▸ **TASK DESCRIPTION**
Determine how many lines contain the string "sesión" and reply with that number alone.

_____

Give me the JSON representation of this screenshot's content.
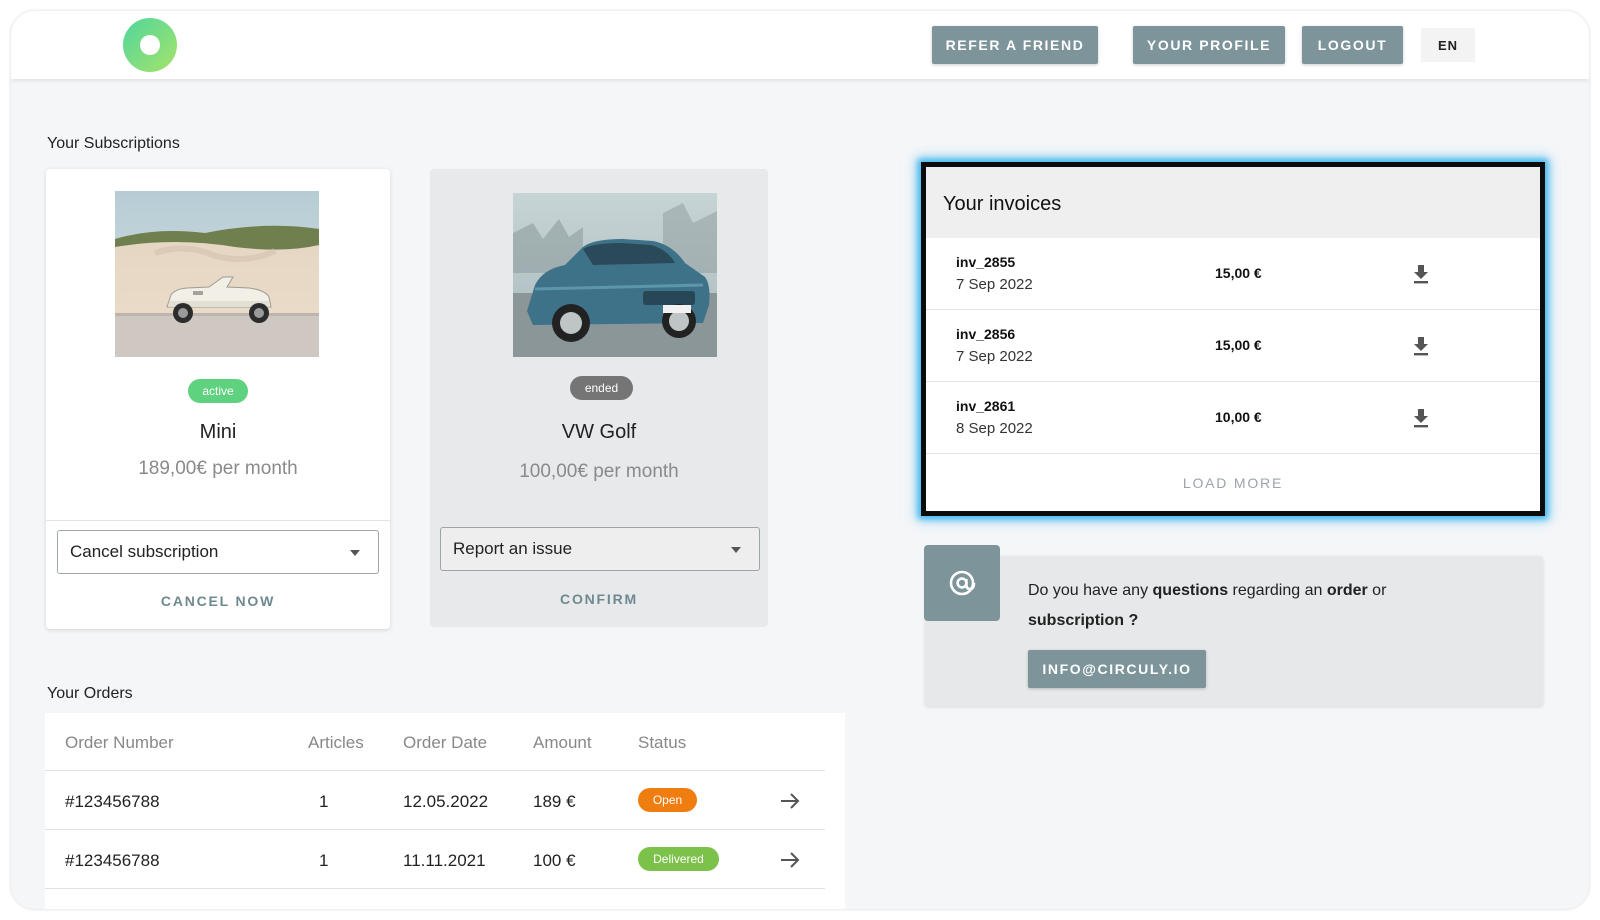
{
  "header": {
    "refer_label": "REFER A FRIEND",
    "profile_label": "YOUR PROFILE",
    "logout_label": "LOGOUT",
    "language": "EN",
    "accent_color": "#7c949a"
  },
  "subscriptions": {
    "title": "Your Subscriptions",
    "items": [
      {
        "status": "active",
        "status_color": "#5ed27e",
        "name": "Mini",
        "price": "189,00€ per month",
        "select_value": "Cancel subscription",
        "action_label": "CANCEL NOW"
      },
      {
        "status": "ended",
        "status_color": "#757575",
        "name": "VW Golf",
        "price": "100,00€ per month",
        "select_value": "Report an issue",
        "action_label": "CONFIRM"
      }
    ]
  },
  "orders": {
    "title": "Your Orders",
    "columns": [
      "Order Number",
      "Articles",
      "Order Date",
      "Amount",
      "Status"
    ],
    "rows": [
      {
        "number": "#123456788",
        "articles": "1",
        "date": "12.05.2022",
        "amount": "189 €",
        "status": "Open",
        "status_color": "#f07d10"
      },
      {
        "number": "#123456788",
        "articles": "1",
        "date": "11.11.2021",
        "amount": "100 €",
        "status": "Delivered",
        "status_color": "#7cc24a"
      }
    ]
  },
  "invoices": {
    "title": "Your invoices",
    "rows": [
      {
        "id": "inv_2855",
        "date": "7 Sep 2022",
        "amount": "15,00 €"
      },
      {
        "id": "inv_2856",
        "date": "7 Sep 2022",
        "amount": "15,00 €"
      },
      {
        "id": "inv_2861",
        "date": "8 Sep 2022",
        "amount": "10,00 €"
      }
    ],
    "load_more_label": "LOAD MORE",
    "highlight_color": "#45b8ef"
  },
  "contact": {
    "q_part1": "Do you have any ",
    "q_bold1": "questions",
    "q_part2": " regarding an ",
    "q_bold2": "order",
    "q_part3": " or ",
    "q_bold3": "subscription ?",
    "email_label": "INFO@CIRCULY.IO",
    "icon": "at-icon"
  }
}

_____

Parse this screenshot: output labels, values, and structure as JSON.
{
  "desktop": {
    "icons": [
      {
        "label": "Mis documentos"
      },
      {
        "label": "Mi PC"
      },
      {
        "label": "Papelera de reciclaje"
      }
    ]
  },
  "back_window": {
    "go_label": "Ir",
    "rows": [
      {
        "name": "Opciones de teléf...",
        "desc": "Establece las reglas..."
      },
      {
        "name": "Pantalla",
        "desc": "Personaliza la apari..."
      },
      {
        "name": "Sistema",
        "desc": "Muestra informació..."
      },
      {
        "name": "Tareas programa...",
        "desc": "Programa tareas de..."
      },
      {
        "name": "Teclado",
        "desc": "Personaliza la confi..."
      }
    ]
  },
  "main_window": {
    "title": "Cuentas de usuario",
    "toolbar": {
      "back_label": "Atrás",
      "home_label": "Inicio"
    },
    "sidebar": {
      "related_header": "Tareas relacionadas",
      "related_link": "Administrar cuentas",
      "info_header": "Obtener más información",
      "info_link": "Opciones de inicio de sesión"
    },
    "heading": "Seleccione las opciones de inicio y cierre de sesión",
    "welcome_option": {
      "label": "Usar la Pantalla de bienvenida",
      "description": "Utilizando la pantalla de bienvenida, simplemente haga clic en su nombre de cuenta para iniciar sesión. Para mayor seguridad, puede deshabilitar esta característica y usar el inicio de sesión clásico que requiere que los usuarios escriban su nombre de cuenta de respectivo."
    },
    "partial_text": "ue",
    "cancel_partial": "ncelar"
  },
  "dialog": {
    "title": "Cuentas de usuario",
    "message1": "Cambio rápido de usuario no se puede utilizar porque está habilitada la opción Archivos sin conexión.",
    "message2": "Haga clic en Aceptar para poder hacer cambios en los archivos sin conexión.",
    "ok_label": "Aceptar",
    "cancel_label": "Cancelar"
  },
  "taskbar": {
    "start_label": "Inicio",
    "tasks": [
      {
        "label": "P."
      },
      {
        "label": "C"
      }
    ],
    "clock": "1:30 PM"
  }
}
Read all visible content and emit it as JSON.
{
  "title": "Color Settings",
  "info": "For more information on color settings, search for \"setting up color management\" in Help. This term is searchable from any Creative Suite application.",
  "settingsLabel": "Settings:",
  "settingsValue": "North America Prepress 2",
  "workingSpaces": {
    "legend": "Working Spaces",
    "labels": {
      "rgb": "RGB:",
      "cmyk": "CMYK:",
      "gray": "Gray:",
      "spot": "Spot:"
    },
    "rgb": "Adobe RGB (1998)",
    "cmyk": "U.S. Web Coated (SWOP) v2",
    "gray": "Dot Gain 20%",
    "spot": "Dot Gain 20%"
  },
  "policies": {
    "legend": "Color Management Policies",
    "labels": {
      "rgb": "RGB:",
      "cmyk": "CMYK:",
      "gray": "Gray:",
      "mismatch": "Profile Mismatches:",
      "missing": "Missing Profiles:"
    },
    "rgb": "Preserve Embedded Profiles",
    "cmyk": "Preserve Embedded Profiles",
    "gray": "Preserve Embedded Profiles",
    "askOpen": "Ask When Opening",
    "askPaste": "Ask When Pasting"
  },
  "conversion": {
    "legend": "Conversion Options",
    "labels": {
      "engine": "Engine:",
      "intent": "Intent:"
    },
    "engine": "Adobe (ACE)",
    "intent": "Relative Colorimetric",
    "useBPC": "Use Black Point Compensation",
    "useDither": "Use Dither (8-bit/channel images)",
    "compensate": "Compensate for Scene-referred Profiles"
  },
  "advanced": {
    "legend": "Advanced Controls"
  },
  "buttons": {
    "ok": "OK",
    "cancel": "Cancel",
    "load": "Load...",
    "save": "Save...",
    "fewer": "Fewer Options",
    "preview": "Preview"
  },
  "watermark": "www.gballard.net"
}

_____

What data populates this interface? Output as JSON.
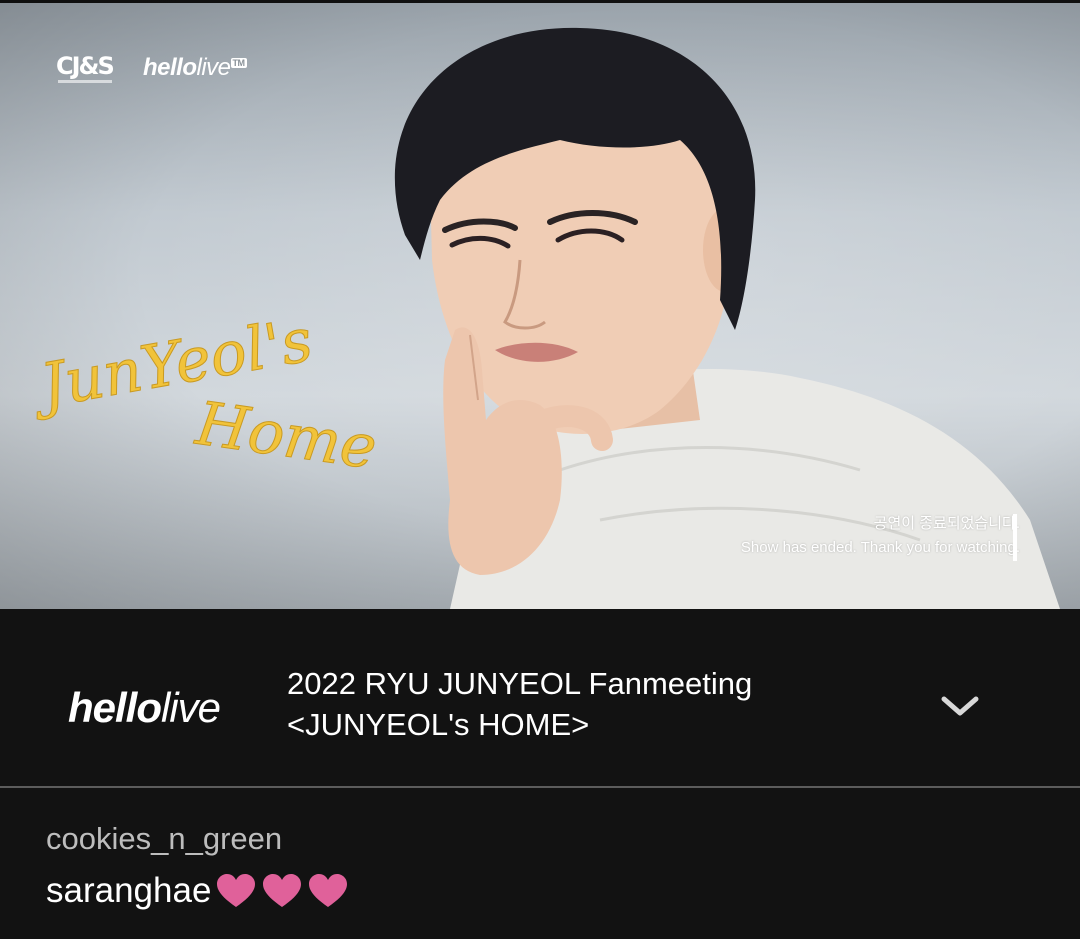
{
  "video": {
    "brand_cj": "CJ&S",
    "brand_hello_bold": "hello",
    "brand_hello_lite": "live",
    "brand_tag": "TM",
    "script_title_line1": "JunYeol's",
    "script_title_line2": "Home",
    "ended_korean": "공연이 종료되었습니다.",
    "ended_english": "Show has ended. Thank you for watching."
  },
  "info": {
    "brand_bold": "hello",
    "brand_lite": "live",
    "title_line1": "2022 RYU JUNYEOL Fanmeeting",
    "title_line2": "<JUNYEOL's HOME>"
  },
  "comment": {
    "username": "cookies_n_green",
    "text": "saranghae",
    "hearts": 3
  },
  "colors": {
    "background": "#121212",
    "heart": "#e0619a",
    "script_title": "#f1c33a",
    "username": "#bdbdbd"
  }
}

_____

▸ **PROBLEM SOLUTION**
3